■ **DATA SHOWN**
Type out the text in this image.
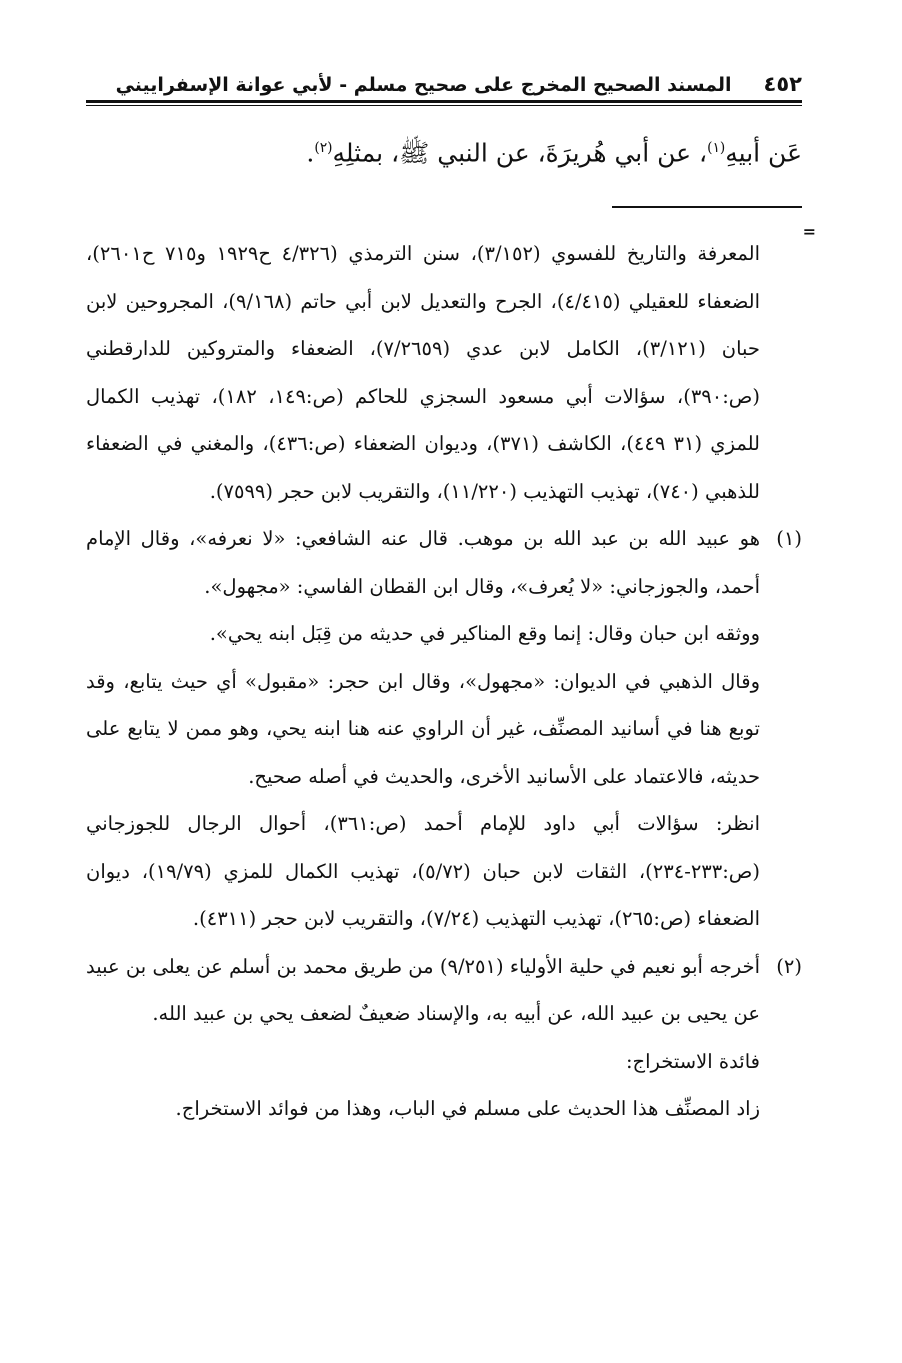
٤٥٢
المسند الصحيح المخرج على صحيح مسلم - لأبي عوانة الإسفراييني
عَن أبيهِ$^{(١)}$، عن أبي هُريرَةَ، عن النبي ﷺ، بمثلِهِ$^{(٢)}$.
=

المعرفة والتاريخ للفسوي (٣/١٥٢)، سنن الترمذي (٤/٣٢٦ ح١٩٢٩ و٧١٥ ح٢٦٠١)، الضعفاء للعقيلي (٤/٤١٥)، الجرح والتعديل لابن أبي حاتم (٩/١٦٨)، المجروحين لابن حبان (٣/١٢١)، الكامل لابن عدي (٧/٢٦٥٩)، الضعفاء والمتروكين للدارقطني (ص:٣٩٠)، سؤالات أبي مسعود السجزي للحاكم (ص:١٤٩، ١٨٢)، تهذيب الكمال للمزي (٣١ ٤٤٩)، الكاشف (٣٧١)، وديوان الضعفاء (ص:٤٣٦)، والمغني في الضعفاء للذهبي (٧٤٠)، تهذيب التهذيب (١١/٢٢٠)، والتقريب لابن حجر (٧٥٩٩).

(١)

هو عبيد الله بن عبد الله بن موهب. قال عنه الشافعي: «لا نعرفه»، وقال الإمام أحمد، والجوزجاني: «لا يُعرف»، وقال ابن القطان الفاسي: «مجهول».

ووثقه ابن حبان وقال: إنما وقع المناكير في حديثه من قِبَل ابنه يحي».

وقال الذهبي في الديوان: «مجهول»، وقال ابن حجر: «مقبول» أي حيث يتابع، وقد توبع هنا في أسانيد المصنِّف، غير أن الراوي عنه هنا ابنه يحي، وهو ممن لا يتابع على حديثه، فالاعتماد على الأسانيد الأخرى، والحديث في أصله صحيح.

انظر: سؤالات أبي داود للإمام أحمد (ص:٣٦١)، أحوال الرجال للجوزجاني (ص:٢٣٣-٢٣٤)، الثقات لابن حبان (٥/٧٢)، تهذيب الكمال للمزي (١٩/٧٩)، ديوان الضعفاء (ص:٢٦٥)، تهذيب التهذيب (٧/٢٤)، والتقريب لابن حجر (٤٣١١).

(٢)

أخرجه أبو نعيم في حلية الأولياء (٩/٢٥١) من طريق محمد بن أسلم عن يعلى بن عبيد عن يحيى بن عبيد الله، عن أبيه به، والإسناد ضعيفٌ لضعف يحي بن عبيد الله.

فائدة الاستخراج:

زاد المصنِّف هذا الحديث على مسلم في الباب، وهذا من فوائد الاستخراج.
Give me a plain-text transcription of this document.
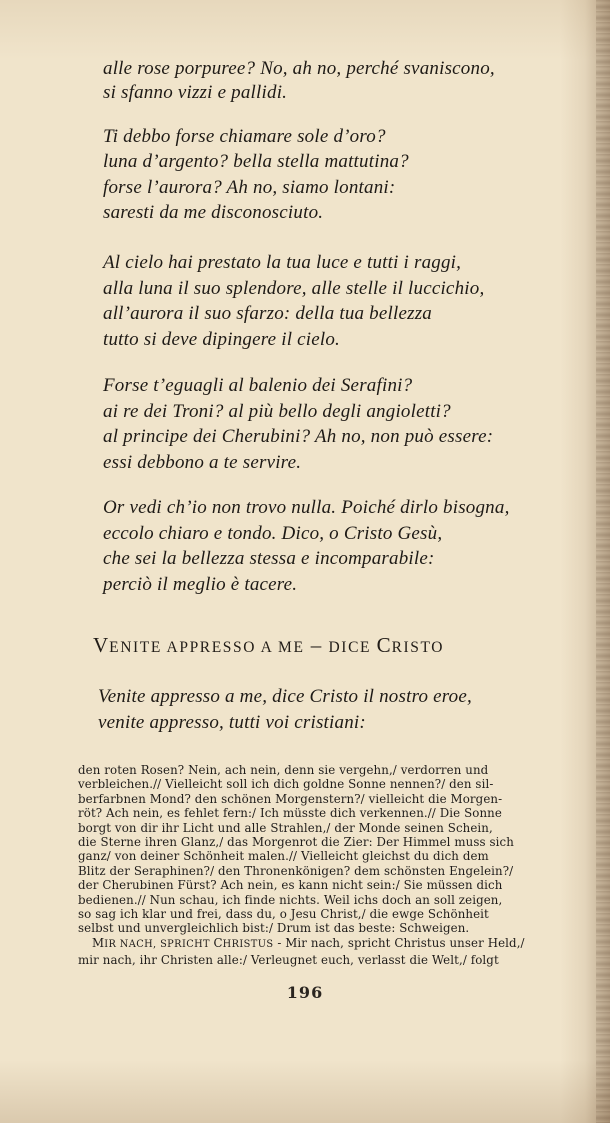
alle rose porpuree? No, ah no, perché svaniscono,
si sfanno vizzi e pallidi.
Ti debbo forse chiamare sole d’oro?
luna d’argento? bella stella mattutina?
forse l’aurora? Ah no, siamo lontani:
saresti da me disconosciuto.
Al cielo hai prestato la tua luce e tutti i raggi,
alla luna il suo splendore, alle stelle il luccichio,
all’aurora il suo sfarzo: della tua bellezza
tutto si deve dipingere il cielo.
Forse t’eguagli al balenio dei Serafini?
ai re dei Troni? al più bello degli angioletti?
al principe dei Cherubini? Ah no, non può essere:
essi debbono a te servire.
Or vedi ch’io non trovo nulla. Poiché dirlo bisogna,
eccolo chiaro e tondo. Dico, o Cristo Gesù,
che sei la bellezza stessa e incomparabile:
perciò il meglio è tacere.
VENITE APPRESSO A ME – DICE CRISTO
Venite appresso a me, dice Cristo il nostro eroe,
venite appresso, tutti voi cristiani:
den roten Rosen? Nein, ach nein, denn sie vergehn,/ verdorren und
verbleichen.// Vielleicht soll ich dich goldne Sonne nennen?/ den sil-
berfarbnen Mond? den schönen Morgenstern?/ vielleicht die Morgen-
röt? Ach nein, es fehlet fern:/ Ich müsste dich verkennen.// Die Sonne
borgt von dir ihr Licht und alle Strahlen,/ der Monde seinen Schein,
die Sterne ihren Glanz,/ das Morgenrot die Zier: Der Himmel muss sich
ganz/ von deiner Schönheit malen.// Vielleicht gleichst du dich dem
Blitz der Seraphinen?/ den Thronenkönigen? dem schönsten Engelein?/
der Cherubinen Fürst? Ach nein, es kann nicht sein:/ Sie müssen dich
bedienen.// Nun schau, ich finde nichts. Weil ichs doch an soll zeigen,
so sag ich klar und frei, dass du, o Jesu Christ,/ die ewge Schönheit
selbst und unvergleichlich bist:/ Drum ist das beste: Schweigen.
MIR NACH, SPRICHT CHRISTUS - Mir nach, spricht Christus unser Held,/
mir nach, ihr Christen alle:/ Verleugnet euch, verlasst die Welt,/ folgt
196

■ **THE TASK**
Above are records with pictures; repeat the records exactly and leave the pictures out.

■ **RESPONSE**
Type out the text in this image.
٤٥٢
المسند الصحيح المخرج على صحيح مسلم - لأبي عوانة الإسفراييني
عَن أبيهِ$^{(١)}$، عن أبي هُريرَةَ، عن النبي ﷺ، بمثلِهِ$^{(٢)}$.
=

المعرفة والتاريخ للفسوي (٣/١٥٢)، سنن الترمذي (٤/٣٢٦ ح١٩٢٩ و٧١٥ ح٢٦٠١)، الضعفاء للعقيلي (٤/٤١٥)، الجرح والتعديل لابن أبي حاتم (٩/١٦٨)، المجروحين لابن حبان (٣/١٢١)، الكامل لابن عدي (٧/٢٦٥٩)، الضعفاء والمتروكين للدارقطني (ص:٣٩٠)، سؤالات أبي مسعود السجزي للحاكم (ص:١٤٩، ١٨٢)، تهذيب الكمال للمزي (٣١ ٤٤٩)، الكاشف (٣٧١)، وديوان الضعفاء (ص:٤٣٦)، والمغني في الضعفاء للذهبي (٧٤٠)، تهذيب التهذيب (١١/٢٢٠)، والتقريب لابن حجر (٧٥٩٩).

(١)

هو عبيد الله بن عبد الله بن موهب. قال عنه الشافعي: «لا نعرفه»، وقال الإمام أحمد، والجوزجاني: «لا يُعرف»، وقال ابن القطان الفاسي: «مجهول».

ووثقه ابن حبان وقال: إنما وقع المناكير في حديثه من قِبَل ابنه يحي».

وقال الذهبي في الديوان: «مجهول»، وقال ابن حجر: «مقبول» أي حيث يتابع، وقد توبع هنا في أسانيد المصنِّف، غير أن الراوي عنه هنا ابنه يحي، وهو ممن لا يتابع على حديثه، فالاعتماد على الأسانيد الأخرى، والحديث في أصله صحيح.

انظر: سؤالات أبي داود للإمام أحمد (ص:٣٦١)، أحوال الرجال للجوزجاني (ص:٢٣٣-٢٣٤)، الثقات لابن حبان (٥/٧٢)، تهذيب الكمال للمزي (١٩/٧٩)، ديوان الضعفاء (ص:٢٦٥)، تهذيب التهذيب (٧/٢٤)، والتقريب لابن حجر (٤٣١١).

(٢)

أخرجه أبو نعيم في حلية الأولياء (٩/٢٥١) من طريق محمد بن أسلم عن يعلى بن عبيد عن يحيى بن عبيد الله، عن أبيه به، والإسناد ضعيفٌ لضعف يحي بن عبيد الله.

فائدة الاستخراج:

زاد المصنِّف هذا الحديث على مسلم في الباب، وهذا من فوائد الاستخراج.
Give me a plain-text transcription of this document.
alle rose porpuree? No, ah no, perché svaniscono,
si sfanno vizzi e pallidi.
Ti debbo forse chiamare sole d’oro?
luna d’argento? bella stella mattutina?
forse l’aurora? Ah no, siamo lontani:
saresti da me disconosciuto.
Al cielo hai prestato la tua luce e tutti i raggi,
alla luna il suo splendore, alle stelle il luccichio,
all’aurora il suo sfarzo: della tua bellezza
tutto si deve dipingere il cielo.
Forse t’eguagli al balenio dei Serafini?
ai re dei Troni? al più bello degli angioletti?
al principe dei Cherubini? Ah no, non può essere:
essi debbono a te servire.
Or vedi ch’io non trovo nulla. Poiché dirlo bisogna,
eccolo chiaro e tondo. Dico, o Cristo Gesù,
che sei la bellezza stessa e incomparabile:
perciò il meglio è tacere.
VENITE APPRESSO A ME – DICE CRISTO
Venite appresso a me, dice Cristo il nostro eroe,
venite appresso, tutti voi cristiani:
den roten Rosen? Nein, ach nein, denn sie vergehn,/ verdorren und
verbleichen.// Vielleicht soll ich dich goldne Sonne nennen?/ den sil-
berfarbnen Mond? den schönen Morgenstern?/ vielleicht die Morgen-
röt? Ach nein, es fehlet fern:/ Ich müsste dich verkennen.// Die Sonne
borgt von dir ihr Licht und alle Strahlen,/ der Monde seinen Schein,
die Sterne ihren Glanz,/ das Morgenrot die Zier: Der Himmel muss sich
ganz/ von deiner Schönheit malen.// Vielleicht gleichst du dich dem
Blitz der Seraphinen?/ den Thronenkönigen? dem schönsten Engelein?/
der Cherubinen Fürst? Ach nein, es kann nicht sein:/ Sie müssen dich
bedienen.// Nun schau, ich finde nichts. Weil ichs doch an soll zeigen,
so sag ich klar und frei, dass du, o Jesu Christ,/ die ewge Schönheit
selbst und unvergleichlich bist:/ Drum ist das beste: Schweigen.
MIR NACH, SPRICHT CHRISTUS - Mir nach, spricht Christus unser Held,/
mir nach, ihr Christen alle:/ Verleugnet euch, verlasst die Welt,/ folgt
196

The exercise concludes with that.